GIVEN INSTRUCTION » Write out every line below that includes the word "name".

Dataset rows about figures »

☆ ☆ ☆ ☆ ☆ ☆ ☆

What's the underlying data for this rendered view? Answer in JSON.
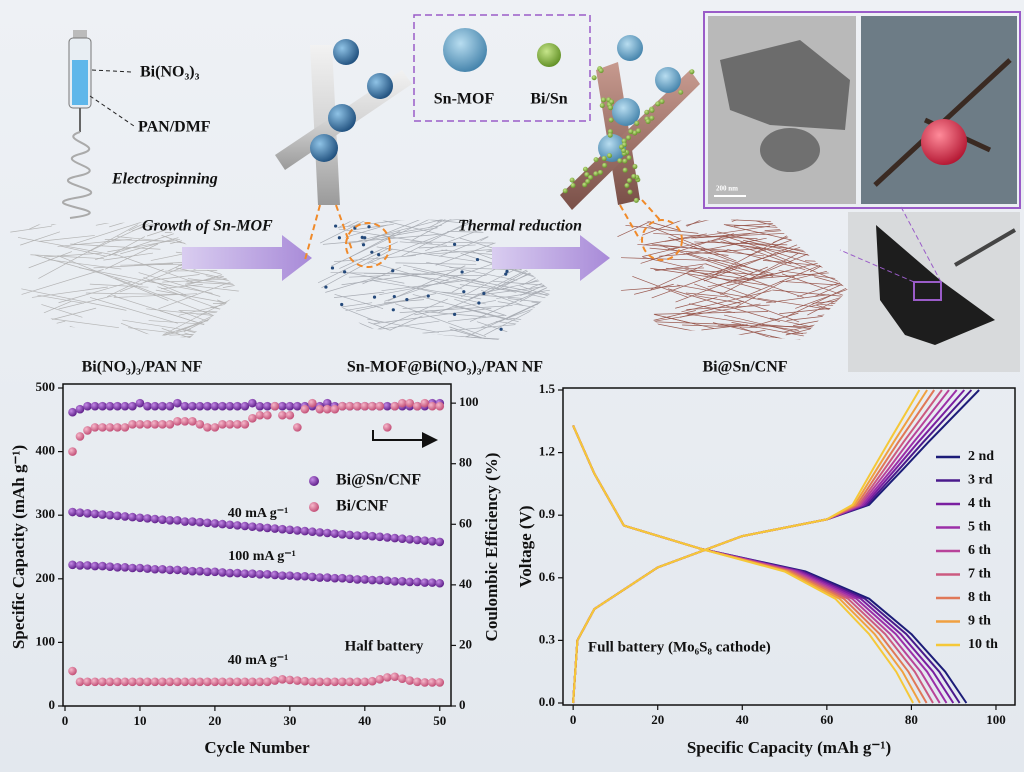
{
  "schematic": {
    "precursor": "Bi(NO₃)₃",
    "solvent": "PAN/DMF",
    "method": "Electrospinning",
    "step1": "Growth of Sn-MOF",
    "step2": "Thermal reduction",
    "product1": "Bi(NO₃)₃/PAN NF",
    "product2": "Sn-MOF@Bi(NO₃)₃/PAN NF",
    "product3": "Bi@Sn/CNF",
    "legend_mof": "Sn-MOF",
    "legend_bisn": "Bi/Sn",
    "scale_bar": "200 nm"
  },
  "chart_data": [
    {
      "type": "scatter",
      "xlabel": "Cycle Number",
      "ylabel": "Specific Capacity (mAh g⁻¹)",
      "y2label": "Coulombic Efficiency  (%)",
      "annotation": "Half battery",
      "xlim": [
        0,
        51.5
      ],
      "xticks": [
        0,
        10,
        20,
        30,
        40,
        50
      ],
      "ylim": [
        0,
        500
      ],
      "yticks": [
        0,
        100,
        200,
        300,
        400,
        500
      ],
      "y2lim": [
        0,
        105
      ],
      "y2ticks": [
        0,
        20,
        40,
        60,
        80,
        100
      ],
      "x": [
        1,
        2,
        3,
        4,
        5,
        6,
        7,
        8,
        9,
        10,
        11,
        12,
        13,
        14,
        15,
        16,
        17,
        18,
        19,
        20,
        21,
        22,
        23,
        24,
        25,
        26,
        27,
        28,
        29,
        30,
        31,
        32,
        33,
        34,
        35,
        36,
        37,
        38,
        39,
        40,
        41,
        42,
        43,
        44,
        45,
        46,
        47,
        48,
        49,
        50
      ],
      "series": [
        {
          "label": "40 mA g⁻¹",
          "color": "#7b2ea6",
          "values": [
            305,
            304,
            303,
            302,
            301,
            300,
            299,
            298,
            297,
            296,
            295,
            294,
            293,
            292,
            292,
            290,
            290,
            289,
            288,
            287,
            286,
            285,
            284,
            283,
            282,
            281,
            280,
            279,
            278,
            277,
            276,
            275,
            274,
            273,
            272,
            271,
            270,
            269,
            268,
            268,
            267,
            266,
            265,
            264,
            263,
            262,
            261,
            260,
            259,
            258
          ]
        },
        {
          "label": "100 mA g⁻¹",
          "color": "#7b2ea6",
          "values": [
            222,
            221,
            221,
            220,
            220,
            219,
            218,
            218,
            217,
            217,
            216,
            215,
            215,
            214,
            214,
            213,
            212,
            212,
            211,
            211,
            210,
            209,
            209,
            208,
            208,
            207,
            207,
            206,
            205,
            205,
            204,
            204,
            203,
            202,
            202,
            201,
            201,
            200,
            199,
            199,
            198,
            198,
            197,
            196,
            196,
            195,
            195,
            194,
            194,
            193
          ]
        },
        {
          "label": "40 mA g⁻¹",
          "color": "#d4688e",
          "values": [
            55,
            38,
            38,
            38,
            38,
            38,
            38,
            38,
            38,
            38,
            38,
            38,
            38,
            38,
            38,
            38,
            38,
            38,
            38,
            38,
            38,
            38,
            38,
            38,
            38,
            38,
            38,
            40,
            42,
            41,
            40,
            39,
            38,
            38,
            38,
            38,
            38,
            38,
            38,
            38,
            39,
            42,
            45,
            46,
            43,
            40,
            38,
            37,
            37,
            37
          ]
        },
        {
          "name": "Bi@Sn/CNF",
          "axis": "y2",
          "color": "#7b2ea6",
          "values": [
            97,
            98,
            99,
            99,
            99,
            99,
            99,
            99,
            99,
            100,
            99,
            99,
            99,
            99,
            100,
            99,
            99,
            99,
            99,
            99,
            99,
            99,
            99,
            99,
            100,
            99,
            99,
            99,
            99,
            99,
            99,
            99,
            99,
            99,
            100,
            99,
            99,
            99,
            99,
            99,
            99,
            99,
            99,
            99,
            99,
            99,
            99,
            99,
            100,
            100
          ]
        },
        {
          "name": "Bi/CNF",
          "axis": "y2",
          "color": "#d4688e",
          "values": [
            84,
            89,
            91,
            92,
            92,
            92,
            92,
            92,
            93,
            93,
            93,
            93,
            93,
            93,
            94,
            94,
            94,
            93,
            92,
            92,
            93,
            93,
            93,
            93,
            95,
            96,
            96,
            99,
            96,
            96,
            92,
            98,
            100,
            98,
            98,
            98,
            99,
            99,
            99,
            99,
            99,
            99,
            92,
            99,
            100,
            100,
            99,
            100,
            99,
            99
          ]
        }
      ]
    },
    {
      "type": "line",
      "xlabel": "Specific Capacity (mAh g⁻¹)",
      "ylabel": "Voltage (V)",
      "annotation": "Full battery (Mo₆S₈ cathode)",
      "xlim": [
        -2.4,
        104.5
      ],
      "xticks": [
        0,
        20,
        40,
        60,
        80,
        100
      ],
      "ylim": [
        0,
        1.5
      ],
      "yticks": [
        {
          "value": 0,
          "label": "0.0"
        },
        0.3,
        0.6,
        0.9,
        1.2,
        1.5
      ],
      "series": [
        {
          "name": "2 nd",
          "color": "#1c1c78",
          "x": [
            0,
            5,
            12,
            30,
            55,
            70,
            80,
            88,
            93,
            null,
            0,
            1,
            5,
            20,
            40,
            60,
            70,
            78,
            84,
            96
          ],
          "values": [
            1.33,
            1.1,
            0.85,
            0.74,
            0.63,
            0.5,
            0.33,
            0.15,
            0,
            null,
            0,
            0.3,
            0.45,
            0.65,
            0.8,
            0.88,
            0.95,
            1.12,
            1.25,
            1.5
          ]
        },
        {
          "name": "3 rd",
          "color": "#4a1a8c",
          "x": [
            0,
            5,
            12,
            30,
            54.4,
            69,
            78.8,
            86.6,
            91.4,
            null,
            0,
            1,
            5,
            20,
            40,
            60,
            69.5,
            77.1,
            82.8,
            94.2
          ],
          "values": [
            1.33,
            1.1,
            0.85,
            0.74,
            0.63,
            0.5,
            0.33,
            0.15,
            0,
            null,
            0,
            0.3,
            0.45,
            0.65,
            0.8,
            0.88,
            0.95,
            1.12,
            1.25,
            1.5
          ]
        },
        {
          "name": "4 th",
          "color": "#7a1fa0",
          "x": [
            0,
            5,
            12,
            30,
            53.8,
            68,
            77.5,
            85.1,
            89.9,
            null,
            0,
            1,
            5,
            20,
            40,
            60,
            69,
            76.2,
            81.6,
            92.5
          ],
          "values": [
            1.33,
            1.1,
            0.85,
            0.74,
            0.63,
            0.5,
            0.33,
            0.15,
            0,
            null,
            0,
            0.3,
            0.45,
            0.65,
            0.8,
            0.88,
            0.95,
            1.12,
            1.25,
            1.5
          ]
        },
        {
          "name": "5 th",
          "color": "#9b2fa8",
          "x": [
            0,
            5,
            12,
            30,
            53.1,
            67,
            76.3,
            83.7,
            88.3,
            null,
            0,
            1,
            5,
            20,
            40,
            60,
            68.5,
            75.4,
            80.5,
            90.7
          ],
          "values": [
            1.33,
            1.1,
            0.85,
            0.74,
            0.63,
            0.5,
            0.33,
            0.15,
            0,
            null,
            0,
            0.3,
            0.45,
            0.65,
            0.8,
            0.88,
            0.95,
            1.12,
            1.25,
            1.5
          ]
        },
        {
          "name": "6 th",
          "color": "#b8439a",
          "x": [
            0,
            5,
            12,
            30,
            52.5,
            66,
            75,
            82.2,
            86.7,
            null,
            0,
            1,
            5,
            20,
            40,
            60,
            68,
            74.5,
            79.3,
            88.9
          ],
          "values": [
            1.33,
            1.1,
            0.85,
            0.74,
            0.63,
            0.5,
            0.33,
            0.15,
            0,
            null,
            0,
            0.3,
            0.45,
            0.65,
            0.8,
            0.88,
            0.95,
            1.12,
            1.25,
            1.5
          ]
        },
        {
          "name": "7 th",
          "color": "#cc5a80",
          "x": [
            0,
            5,
            12,
            30,
            51.9,
            65,
            73.8,
            80.8,
            85.1,
            null,
            0,
            1,
            5,
            20,
            40,
            60,
            67.6,
            73.6,
            78.1,
            87.2
          ],
          "values": [
            1.33,
            1.1,
            0.85,
            0.74,
            0.63,
            0.5,
            0.33,
            0.15,
            0,
            null,
            0,
            0.3,
            0.45,
            0.65,
            0.8,
            0.88,
            0.95,
            1.12,
            1.25,
            1.5
          ]
        },
        {
          "name": "8 th",
          "color": "#e07858",
          "x": [
            0,
            5,
            12,
            30,
            51.3,
            64,
            72.5,
            79.3,
            83.6,
            null,
            0,
            1,
            5,
            20,
            40,
            60,
            67.1,
            72.7,
            76.9,
            85.4
          ],
          "values": [
            1.33,
            1.1,
            0.85,
            0.74,
            0.63,
            0.5,
            0.33,
            0.15,
            0,
            null,
            0,
            0.3,
            0.45,
            0.65,
            0.8,
            0.88,
            0.95,
            1.12,
            1.25,
            1.5
          ]
        },
        {
          "name": "9 th",
          "color": "#f0a040",
          "x": [
            0,
            5,
            12,
            30,
            50.6,
            63,
            71.3,
            77.9,
            82,
            null,
            0,
            1,
            5,
            20,
            40,
            60,
            66.6,
            71.8,
            75.8,
            83.7
          ],
          "values": [
            1.33,
            1.1,
            0.85,
            0.74,
            0.63,
            0.5,
            0.33,
            0.15,
            0,
            null,
            0,
            0.3,
            0.45,
            0.65,
            0.8,
            0.88,
            0.95,
            1.12,
            1.25,
            1.5
          ]
        },
        {
          "name": "10 th",
          "color": "#f5c838",
          "x": [
            0,
            5,
            12,
            30,
            50,
            62,
            70,
            76.4,
            80.4,
            null,
            0,
            1,
            5,
            20,
            40,
            60,
            66.1,
            70.9,
            74.6,
            81.9
          ],
          "values": [
            1.33,
            1.1,
            0.85,
            0.74,
            0.63,
            0.5,
            0.33,
            0.15,
            0,
            null,
            0,
            0.3,
            0.45,
            0.65,
            0.8,
            0.88,
            0.95,
            1.12,
            1.25,
            1.5
          ]
        }
      ]
    }
  ]
}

☆ ☆ ☆ ☆ ☆ ☆ ☆

WORKED ANSWER »
          "name": "Bi@Sn/CNF",
          "name": "Bi/CNF",
          "name": "2 nd",
          "name": "3 rd",
          "name": "4 th",
          "name": "5 th",
          "name": "6 th",
          "name": "7 th",
          "name": "8 th",
          "name": "9 th",
          "name": "10 th",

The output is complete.